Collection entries
## START

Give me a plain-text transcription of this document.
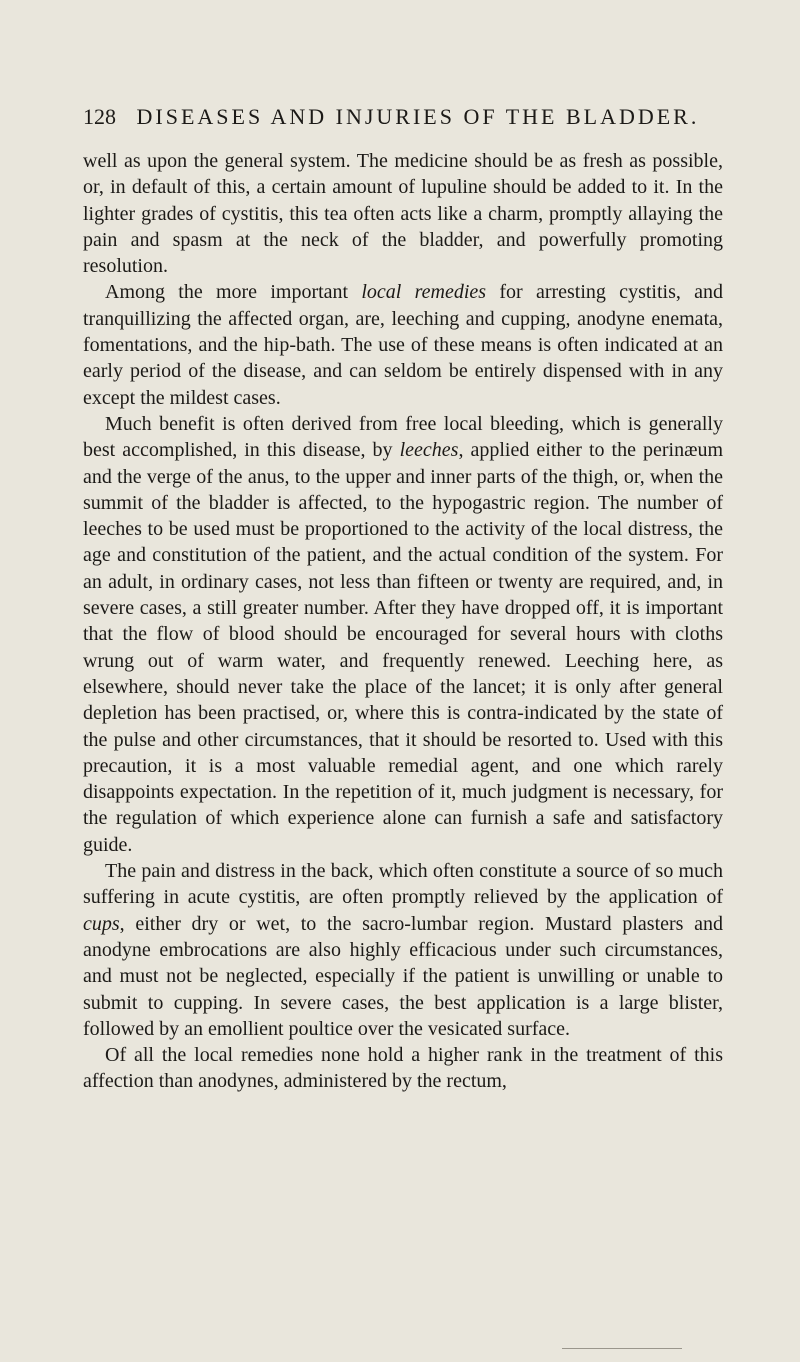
128 DISEASES AND INJURIES OF THE BLADDER.

well as upon the general system. The medicine should be as fresh as possible, or, in default of this, a certain amount of lupuline should be added to it. In the lighter grades of cystitis, this tea often acts like a charm, promptly allaying the pain and spasm at the neck of the bladder, and powerfully promoting resolution.

Among the more important local remedies for arresting cystitis, and tranquillizing the affected organ, are, leeching and cupping, anodyne enemata, fomentations, and the hip-bath. The use of these means is often indicated at an early period of the disease, and can seldom be entirely dispensed with in any except the mildest cases.

Much benefit is often derived from free local bleeding, which is generally best accomplished, in this disease, by leeches, applied either to the perinæum and the verge of the anus, to the upper and inner parts of the thigh, or, when the summit of the bladder is affected, to the hypogastric region. The number of leeches to be used must be proportioned to the activity of the local distress, the age and constitution of the patient, and the actual condition of the system. For an adult, in ordinary cases, not less than fifteen or twenty are required, and, in severe cases, a still greater number. After they have dropped off, it is important that the flow of blood should be encouraged for several hours with cloths wrung out of warm water, and frequently renewed. Leeching here, as elsewhere, should never take the place of the lancet; it is only after general depletion has been practised, or, where this is contra-indicated by the state of the pulse and other circumstances, that it should be resorted to. Used with this precaution, it is a most valuable remedial agent, and one which rarely disappoints expectation. In the repetition of it, much judgment is necessary, for the regulation of which experience alone can furnish a safe and satisfactory guide.

The pain and distress in the back, which often constitute a source of so much suffering in acute cystitis, are often promptly relieved by the application of cups, either dry or wet, to the sacro-lumbar region. Mustard plasters and anodyne embrocations are also highly efficacious under such circumstances, and must not be neglected, especially if the patient is unwilling or unable to submit to cupping. In severe cases, the best application is a large blister, followed by an emollient poultice over the vesicated surface.

Of all the local remedies none hold a higher rank in the treatment of this affection than anodynes, administered by the rectum,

## END

▶ [YOUR INSTRUCTIONS]:
Print the full listing exactly, dropping the pictures.

▶ [RIGHT ANSWER]:
Give me a plain-text transcription of this document.
128 DISEASES AND INJURIES OF THE BLADDER.

well as upon the general system. The medicine should be as fresh as possible, or, in default of this, a certain amount of lupuline should be added to it. In the lighter grades of cystitis, this tea often acts like a charm, promptly allaying the pain and spasm at the neck of the bladder, and powerfully promoting resolution.

Among the more important local remedies for arresting cystitis, and tranquillizing the affected organ, are, leeching and cupping, anodyne enemata, fomentations, and the hip-bath. The use of these means is often indicated at an early period of the disease, and can seldom be entirely dispensed with in any except the mildest cases.

Much benefit is often derived from free local bleeding, which is generally best accomplished, in this disease, by leeches, applied either to the perinæum and the verge of the anus, to the upper and inner parts of the thigh, or, when the summit of the bladder is affected, to the hypogastric region. The number of leeches to be used must be proportioned to the activity of the local distress, the age and constitution of the patient, and the actual condition of the system. For an adult, in ordinary cases, not less than fifteen or twenty are required, and, in severe cases, a still greater number. After they have dropped off, it is important that the flow of blood should be encouraged for several hours with cloths wrung out of warm water, and frequently renewed. Leeching here, as elsewhere, should never take the place of the lancet; it is only after general depletion has been practised, or, where this is contra-indicated by the state of the pulse and other circumstances, that it should be resorted to. Used with this precaution, it is a most valuable remedial agent, and one which rarely disappoints expectation. In the repetition of it, much judgment is necessary, for the regulation of which experience alone can furnish a safe and satisfactory guide.

The pain and distress in the back, which often constitute a source of so much suffering in acute cystitis, are often promptly relieved by the application of cups, either dry or wet, to the sacro-lumbar region. Mustard plasters and anodyne embrocations are also highly efficacious under such circumstances, and must not be neglected, especially if the patient is unwilling or unable to submit to cupping. In severe cases, the best application is a large blister, followed by an emollient poultice over the vesicated surface.

Of all the local remedies none hold a higher rank in the treatment of this affection than anodynes, administered by the rectum,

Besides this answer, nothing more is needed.